• [WORK TO BE COMPLETED] Copy out all the data, word for word.

• [SOURCE DATA]
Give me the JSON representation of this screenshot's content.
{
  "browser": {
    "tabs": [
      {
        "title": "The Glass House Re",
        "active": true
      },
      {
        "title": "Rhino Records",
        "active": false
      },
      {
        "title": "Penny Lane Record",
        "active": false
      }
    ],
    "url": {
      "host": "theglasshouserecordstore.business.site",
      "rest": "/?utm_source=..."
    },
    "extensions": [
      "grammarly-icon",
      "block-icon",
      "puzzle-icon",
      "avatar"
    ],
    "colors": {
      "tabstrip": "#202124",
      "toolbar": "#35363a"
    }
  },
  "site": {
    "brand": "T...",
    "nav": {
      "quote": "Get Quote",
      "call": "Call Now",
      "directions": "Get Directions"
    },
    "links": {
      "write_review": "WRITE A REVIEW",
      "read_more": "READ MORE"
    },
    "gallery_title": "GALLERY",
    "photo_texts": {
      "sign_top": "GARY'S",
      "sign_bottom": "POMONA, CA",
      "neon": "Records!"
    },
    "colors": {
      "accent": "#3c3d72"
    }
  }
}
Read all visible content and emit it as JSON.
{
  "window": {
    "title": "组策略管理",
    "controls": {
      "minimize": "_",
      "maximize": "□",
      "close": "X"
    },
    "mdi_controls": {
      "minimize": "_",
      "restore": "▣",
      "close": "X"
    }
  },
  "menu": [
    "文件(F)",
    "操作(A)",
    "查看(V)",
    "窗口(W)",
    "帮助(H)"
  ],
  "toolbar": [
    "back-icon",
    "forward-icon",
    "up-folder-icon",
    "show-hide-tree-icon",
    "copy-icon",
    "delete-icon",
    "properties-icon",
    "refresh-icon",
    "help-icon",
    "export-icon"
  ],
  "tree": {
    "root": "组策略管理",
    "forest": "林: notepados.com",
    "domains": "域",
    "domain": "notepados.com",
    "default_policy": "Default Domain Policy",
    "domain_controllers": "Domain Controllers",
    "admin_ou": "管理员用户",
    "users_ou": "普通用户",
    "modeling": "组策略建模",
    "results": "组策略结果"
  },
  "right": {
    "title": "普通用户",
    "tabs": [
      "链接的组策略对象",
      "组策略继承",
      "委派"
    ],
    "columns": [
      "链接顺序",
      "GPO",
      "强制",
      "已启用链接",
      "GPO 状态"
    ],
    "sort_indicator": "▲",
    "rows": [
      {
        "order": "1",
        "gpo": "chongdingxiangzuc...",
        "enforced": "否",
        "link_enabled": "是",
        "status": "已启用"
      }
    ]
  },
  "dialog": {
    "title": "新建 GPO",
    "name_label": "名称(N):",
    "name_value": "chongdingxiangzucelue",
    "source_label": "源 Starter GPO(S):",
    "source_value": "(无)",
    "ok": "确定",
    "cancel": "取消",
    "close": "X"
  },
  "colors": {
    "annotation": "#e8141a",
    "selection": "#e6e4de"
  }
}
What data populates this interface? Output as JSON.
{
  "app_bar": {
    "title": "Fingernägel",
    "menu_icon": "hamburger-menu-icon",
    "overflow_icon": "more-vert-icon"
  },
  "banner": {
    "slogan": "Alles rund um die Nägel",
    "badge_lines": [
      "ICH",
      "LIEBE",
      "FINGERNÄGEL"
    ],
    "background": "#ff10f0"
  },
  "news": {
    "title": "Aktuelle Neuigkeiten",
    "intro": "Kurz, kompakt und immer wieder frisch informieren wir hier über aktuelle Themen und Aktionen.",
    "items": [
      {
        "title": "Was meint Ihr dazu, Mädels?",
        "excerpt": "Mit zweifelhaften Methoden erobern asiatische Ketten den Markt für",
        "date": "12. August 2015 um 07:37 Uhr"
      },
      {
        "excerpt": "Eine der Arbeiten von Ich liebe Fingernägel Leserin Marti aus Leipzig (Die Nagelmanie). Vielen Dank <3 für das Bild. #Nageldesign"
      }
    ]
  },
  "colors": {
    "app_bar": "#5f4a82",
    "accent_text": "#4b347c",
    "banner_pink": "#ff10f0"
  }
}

• [REPLY]
Give me the JSON representation of this screenshot's content.
{
  "browser": {
    "tabs": [
      {
        "title": "The Glass House Re",
        "active": true
      },
      {
        "title": "Rhino Records",
        "active": false
      },
      {
        "title": "Penny Lane Record",
        "active": false
      }
    ],
    "url": {
      "host": "theglasshouserecordstore.business.site",
      "rest": "/?utm_source=..."
    },
    "extensions": [
      "grammarly-icon",
      "block-icon",
      "puzzle-icon",
      "avatar"
    ],
    "colors": {
      "tabstrip": "#202124",
      "toolbar": "#35363a"
    }
  },
  "site": {
    "brand": "T...",
    "nav": {
      "quote": "Get Quote",
      "call": "Call Now",
      "directions": "Get Directions"
    },
    "links": {
      "write_review": "WRITE A REVIEW",
      "read_more": "READ MORE"
    },
    "gallery_title": "GALLERY",
    "photo_texts": {
      "sign_top": "GARY'S",
      "sign_bottom": "POMONA, CA",
      "neon": "Records!"
    },
    "colors": {
      "accent": "#3c3d72"
    }
  }
}
Read all visible content and emit it as JSON.
{
  "window": {
    "title": "组策略管理",
    "controls": {
      "minimize": "_",
      "maximize": "□",
      "close": "X"
    },
    "mdi_controls": {
      "minimize": "_",
      "restore": "▣",
      "close": "X"
    }
  },
  "menu": [
    "文件(F)",
    "操作(A)",
    "查看(V)",
    "窗口(W)",
    "帮助(H)"
  ],
  "toolbar": [
    "back-icon",
    "forward-icon",
    "up-folder-icon",
    "show-hide-tree-icon",
    "copy-icon",
    "delete-icon",
    "properties-icon",
    "refresh-icon",
    "help-icon",
    "export-icon"
  ],
  "tree": {
    "root": "组策略管理",
    "forest": "林: notepados.com",
    "domains": "域",
    "domain": "notepados.com",
    "default_policy": "Default Domain Policy",
    "domain_controllers": "Domain Controllers",
    "admin_ou": "管理员用户",
    "users_ou": "普通用户",
    "modeling": "组策略建模",
    "results": "组策略结果"
  },
  "right": {
    "title": "普通用户",
    "tabs": [
      "链接的组策略对象",
      "组策略继承",
      "委派"
    ],
    "columns": [
      "链接顺序",
      "GPO",
      "强制",
      "已启用链接",
      "GPO 状态"
    ],
    "sort_indicator": "▲",
    "rows": [
      {
        "order": "1",
        "gpo": "chongdingxiangzuc...",
        "enforced": "否",
        "link_enabled": "是",
        "status": "已启用"
      }
    ]
  },
  "dialog": {
    "title": "新建 GPO",
    "name_label": "名称(N):",
    "name_value": "chongdingxiangzucelue",
    "source_label": "源 Starter GPO(S):",
    "source_value": "(无)",
    "ok": "确定",
    "cancel": "取消",
    "close": "X"
  },
  "colors": {
    "annotation": "#e8141a",
    "selection": "#e6e4de"
  }
}
What data populates this interface? Output as JSON.
{
  "app_bar": {
    "title": "Fingernägel",
    "menu_icon": "hamburger-menu-icon",
    "overflow_icon": "more-vert-icon"
  },
  "banner": {
    "slogan": "Alles rund um die Nägel",
    "badge_lines": [
      "ICH",
      "LIEBE",
      "FINGERNÄGEL"
    ],
    "background": "#ff10f0"
  },
  "news": {
    "title": "Aktuelle Neuigkeiten",
    "intro": "Kurz, kompakt und immer wieder frisch informieren wir hier über aktuelle Themen und Aktionen.",
    "items": [
      {
        "title": "Was meint Ihr dazu, Mädels?",
        "excerpt": "Mit zweifelhaften Methoden erobern asiatische Ketten den Markt für",
        "date": "12. August 2015 um 07:37 Uhr"
      },
      {
        "excerpt": "Eine der Arbeiten von Ich liebe Fingernägel Leserin Marti aus Leipzig (Die Nagelmanie). Vielen Dank <3 für das Bild. #Nageldesign"
      }
    ]
  },
  "colors": {
    "app_bar": "#5f4a82",
    "accent_text": "#4b347c",
    "banner_pink": "#ff10f0"
  }
}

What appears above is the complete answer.